BEGIN EXCERPT PROVIDED

Amongst the many things to do in Budapest, eating your way around the city should certainly be top of the list. In my opinion (Evan from Pretty Wild World), Budapest is a great choice for foodies so here’s my guide – Budapest restaurants: where and what to eat.
» Don’t miss our 3 days in Budapest itinerary
Traditional Hungarian Food
Internationally renowned Hungarian dishes include gulyás (goulash) and csirke papriká (chicken paprikash) but the lesser-known dish of lecsó (ratatouille) is not to be bypassed.
Warning, Hungary’s cuisine is incredibly rich and calorific, for example halászlé (fish soup), kolbász (somewhat like the German Wurst sausage) and pörkölt (chopped meat in sauce).
These local meals are available in almost every Hungarian restaurant in Budapest and beyond. Hungarian families tend to eat the largest of the three daily meals at lunch and Gemma and Craig had the first-hand experience of this while volunteering in Hungary through Workaway.
Budapest Street Food
Sit down meals are less practical for travellers who move through the city quickly or for those who are on weekend breaks, prioritising most of their time visiting Pest’s top attractions.
The answer? Street food!
Street food is just as popular in the Hungarian capital as in any other metropolis. Street food is a great alternative not only for busy locals but backpackers and budget holiday hunters as well.
- Where to eat street food in Budapest: Check out Karavan (Kazinczy u.18, 1075) for delicious yet speedy street food in the party district of the Jewish Quarter
For breakfast, pastry shops or bakery counters have countless options on offer, among them the famous kakaóscsiga (cocoa rolls) or the pogácsa (cheese scones).
- Where to eat breakfast in Budapest: Breakfast at Cserpes tejivó (Sütő u. 2, 1052), a pleasant breakfast place with a vintage feel
Lunch in Budapest
For a quick lunch or daytime meal, here are a few local favourites.
Lately, people in Budapest have developed a crush for leves (soup). There are countless options to choose from and these modern soup specialities are usually less fatty than traditional Hungarian meals. Craig loves Hungary’s sour cherry soup, Meggyleves.
- Shopping for soups? Bors GasztroBár ( Kazinczy u. 10, 1075) is the most popular place when it comes to soup. Funky Pho (Mozsár u. 7, 1066) is another soup superstar worth visiting; its international menu attracts locals and tourists alike.

END EXCERPT PROVIDED
BEGIN PROVIDED RECORDS

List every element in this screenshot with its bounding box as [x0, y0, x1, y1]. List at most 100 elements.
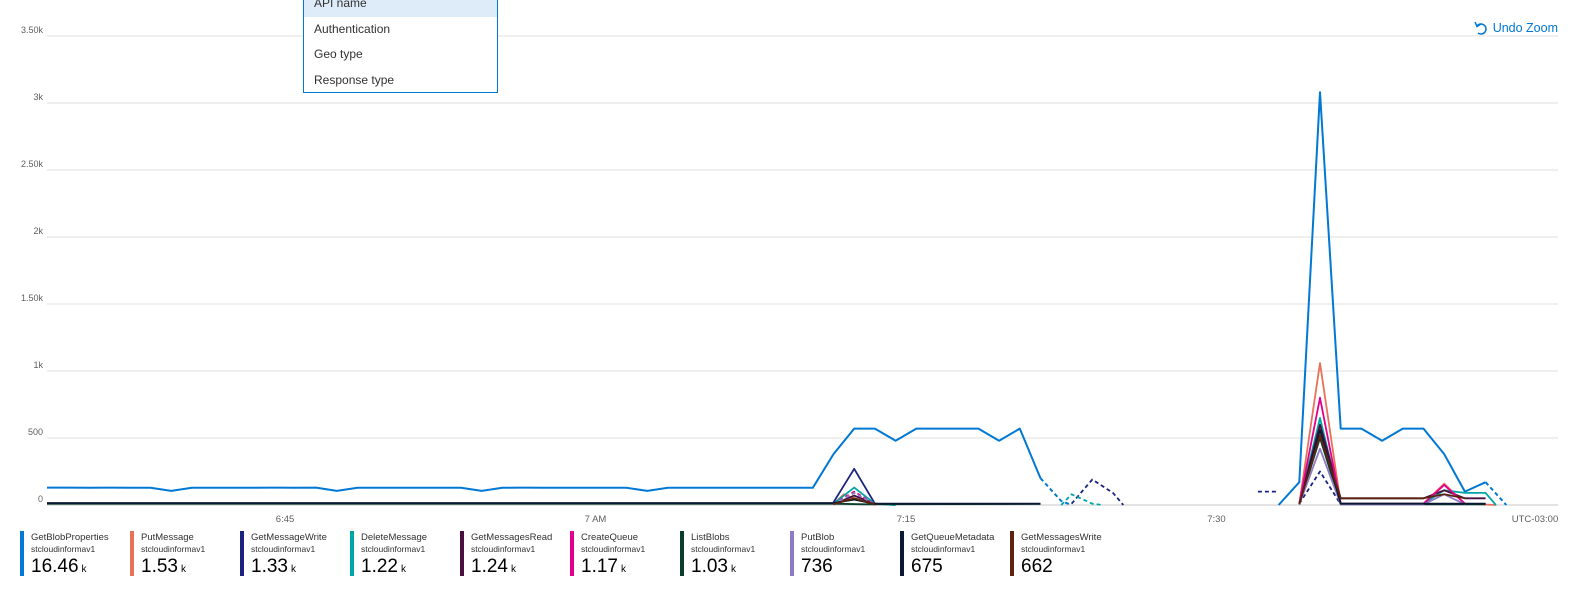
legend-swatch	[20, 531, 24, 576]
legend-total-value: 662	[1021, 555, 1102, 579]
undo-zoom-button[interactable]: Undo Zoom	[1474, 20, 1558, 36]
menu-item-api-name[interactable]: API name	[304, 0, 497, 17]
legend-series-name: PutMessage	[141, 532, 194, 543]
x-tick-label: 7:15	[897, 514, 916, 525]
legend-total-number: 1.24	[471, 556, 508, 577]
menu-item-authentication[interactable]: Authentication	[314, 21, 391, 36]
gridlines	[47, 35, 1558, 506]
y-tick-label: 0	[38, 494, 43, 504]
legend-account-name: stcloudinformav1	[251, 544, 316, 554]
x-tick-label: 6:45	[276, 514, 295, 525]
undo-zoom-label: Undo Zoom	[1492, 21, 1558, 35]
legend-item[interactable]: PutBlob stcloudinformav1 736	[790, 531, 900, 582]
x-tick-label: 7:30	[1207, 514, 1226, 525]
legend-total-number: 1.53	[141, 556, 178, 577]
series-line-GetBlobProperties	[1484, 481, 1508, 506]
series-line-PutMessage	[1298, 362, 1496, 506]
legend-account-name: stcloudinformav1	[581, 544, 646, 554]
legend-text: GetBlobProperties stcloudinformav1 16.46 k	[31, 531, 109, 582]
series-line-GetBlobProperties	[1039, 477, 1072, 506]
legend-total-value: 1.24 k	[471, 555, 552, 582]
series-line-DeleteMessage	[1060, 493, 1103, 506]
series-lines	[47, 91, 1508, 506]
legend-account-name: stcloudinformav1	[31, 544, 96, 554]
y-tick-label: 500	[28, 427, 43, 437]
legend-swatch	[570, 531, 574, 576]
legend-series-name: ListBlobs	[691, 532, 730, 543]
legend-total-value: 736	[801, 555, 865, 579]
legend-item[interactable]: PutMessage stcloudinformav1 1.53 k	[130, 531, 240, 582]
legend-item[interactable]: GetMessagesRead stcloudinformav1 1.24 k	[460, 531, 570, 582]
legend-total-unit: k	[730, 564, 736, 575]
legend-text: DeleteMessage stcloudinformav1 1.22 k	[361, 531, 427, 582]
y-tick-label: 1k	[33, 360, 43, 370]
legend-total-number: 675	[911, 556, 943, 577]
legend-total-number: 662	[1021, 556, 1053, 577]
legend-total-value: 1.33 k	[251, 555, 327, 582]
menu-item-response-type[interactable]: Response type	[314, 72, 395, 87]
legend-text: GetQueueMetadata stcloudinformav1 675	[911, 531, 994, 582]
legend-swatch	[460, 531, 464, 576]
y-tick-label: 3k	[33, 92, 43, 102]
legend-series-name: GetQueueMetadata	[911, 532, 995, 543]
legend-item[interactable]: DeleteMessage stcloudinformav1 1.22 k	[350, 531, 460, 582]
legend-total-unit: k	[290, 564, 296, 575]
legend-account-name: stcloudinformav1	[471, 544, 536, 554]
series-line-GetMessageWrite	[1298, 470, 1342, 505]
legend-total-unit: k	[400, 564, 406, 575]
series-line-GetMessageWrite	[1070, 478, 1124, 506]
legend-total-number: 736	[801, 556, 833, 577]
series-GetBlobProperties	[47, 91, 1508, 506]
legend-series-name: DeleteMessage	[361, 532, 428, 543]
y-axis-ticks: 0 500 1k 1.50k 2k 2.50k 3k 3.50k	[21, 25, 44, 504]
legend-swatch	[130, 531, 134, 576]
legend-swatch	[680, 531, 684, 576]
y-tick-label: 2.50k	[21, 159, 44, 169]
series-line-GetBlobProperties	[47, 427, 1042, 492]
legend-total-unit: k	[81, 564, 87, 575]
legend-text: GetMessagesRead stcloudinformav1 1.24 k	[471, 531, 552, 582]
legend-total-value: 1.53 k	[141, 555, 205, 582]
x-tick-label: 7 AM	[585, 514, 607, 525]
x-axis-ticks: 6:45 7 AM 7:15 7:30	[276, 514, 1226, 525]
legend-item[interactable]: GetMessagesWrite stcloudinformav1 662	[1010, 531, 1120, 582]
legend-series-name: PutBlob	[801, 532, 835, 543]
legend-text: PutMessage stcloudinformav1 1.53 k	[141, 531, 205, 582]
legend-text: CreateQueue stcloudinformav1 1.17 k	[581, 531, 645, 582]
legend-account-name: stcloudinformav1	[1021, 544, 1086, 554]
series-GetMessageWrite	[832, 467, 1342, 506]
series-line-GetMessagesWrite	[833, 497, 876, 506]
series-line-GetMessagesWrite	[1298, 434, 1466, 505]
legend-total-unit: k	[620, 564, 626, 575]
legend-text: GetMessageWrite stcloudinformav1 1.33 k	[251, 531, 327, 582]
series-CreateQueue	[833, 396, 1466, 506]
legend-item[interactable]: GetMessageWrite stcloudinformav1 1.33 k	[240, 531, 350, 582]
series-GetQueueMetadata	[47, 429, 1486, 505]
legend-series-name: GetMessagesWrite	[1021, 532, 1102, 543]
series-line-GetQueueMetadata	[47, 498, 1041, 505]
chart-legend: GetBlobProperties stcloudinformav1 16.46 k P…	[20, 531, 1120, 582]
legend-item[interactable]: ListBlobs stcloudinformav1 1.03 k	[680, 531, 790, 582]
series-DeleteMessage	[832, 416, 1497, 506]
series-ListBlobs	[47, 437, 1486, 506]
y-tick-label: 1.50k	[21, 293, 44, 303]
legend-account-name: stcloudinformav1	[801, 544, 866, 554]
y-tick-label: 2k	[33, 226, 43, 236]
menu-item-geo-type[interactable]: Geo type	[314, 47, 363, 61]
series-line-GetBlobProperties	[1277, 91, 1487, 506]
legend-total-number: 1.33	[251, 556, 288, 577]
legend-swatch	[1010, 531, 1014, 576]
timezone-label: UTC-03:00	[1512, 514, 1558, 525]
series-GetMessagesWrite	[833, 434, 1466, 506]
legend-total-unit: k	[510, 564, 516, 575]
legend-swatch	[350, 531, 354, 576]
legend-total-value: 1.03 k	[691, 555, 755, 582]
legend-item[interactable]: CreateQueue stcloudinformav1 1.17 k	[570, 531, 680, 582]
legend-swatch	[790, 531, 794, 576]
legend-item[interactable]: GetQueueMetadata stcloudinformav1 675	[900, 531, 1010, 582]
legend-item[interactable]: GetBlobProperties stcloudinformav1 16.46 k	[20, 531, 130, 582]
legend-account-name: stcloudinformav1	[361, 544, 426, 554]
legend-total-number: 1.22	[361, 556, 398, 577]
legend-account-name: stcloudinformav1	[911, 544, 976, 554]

END PROVIDED RECORDS

▶ _WHAT IS ASKED_
Continue the Budapest food guide from the point where it stops, after the mention of Funky Pho. The records are separate material and have nothing to do with the Budapest food guide.

▶ _OUTPUT FOR THIS EXERCISE_
» You may also like: Where to stay in Budapest
Meggyleves – sour cherry soup consumed hot or cold
You must have heard of Hungary’s most popular meal, gulyás (goulash)! Many Eastern European and Baltic countries have their own local goulash dish.
However, gulyás which is a savoury soup or stew laden with potatoes, meat, and vegetables then seasoned with Hungarian paprika, originated from Hungary.
On some occasions, you will find “noodles” (rolled out dough) in the stew. This particular Hungarian dish is best consumed during the winter months when it is freezing outside, and all you want is a nice hearty dish to keep you warm.
Come back and tell us where you had the best goulash!
Lángos is a traditional Hungarian street food which was insanely popular on seaside resorts, in particular on the beaches of the Lake Balaton. Warning, Lángos is a challenging eat!
Flatbread is filled with sour cream and cheese is grated on top, it fills one up thanks to the rich pastry and the hearty topping. This is Gemma’s favourite Hungarian food!
- Where? Find lángos in the Budapest’s food market – the Great Market Hall (Fővám tér) or on in Tomi Lángos near Blaha Lujza tér
Despite originating from Transylvanian, the Hungarians have claimed this sweet pastry snack. The chimney cake is rolled in sugar and different flavours such as almond, coconut or chocolate. Kürtőskalács is a lovely winter dessert, accompanied by mulled wine of course!
- Hunt it down: In the Buda Castle area or get your timings right for the annual Kürtőskalács Festival, a must for the chimney cake curious
Kürtőskalács – sweet sweet bread!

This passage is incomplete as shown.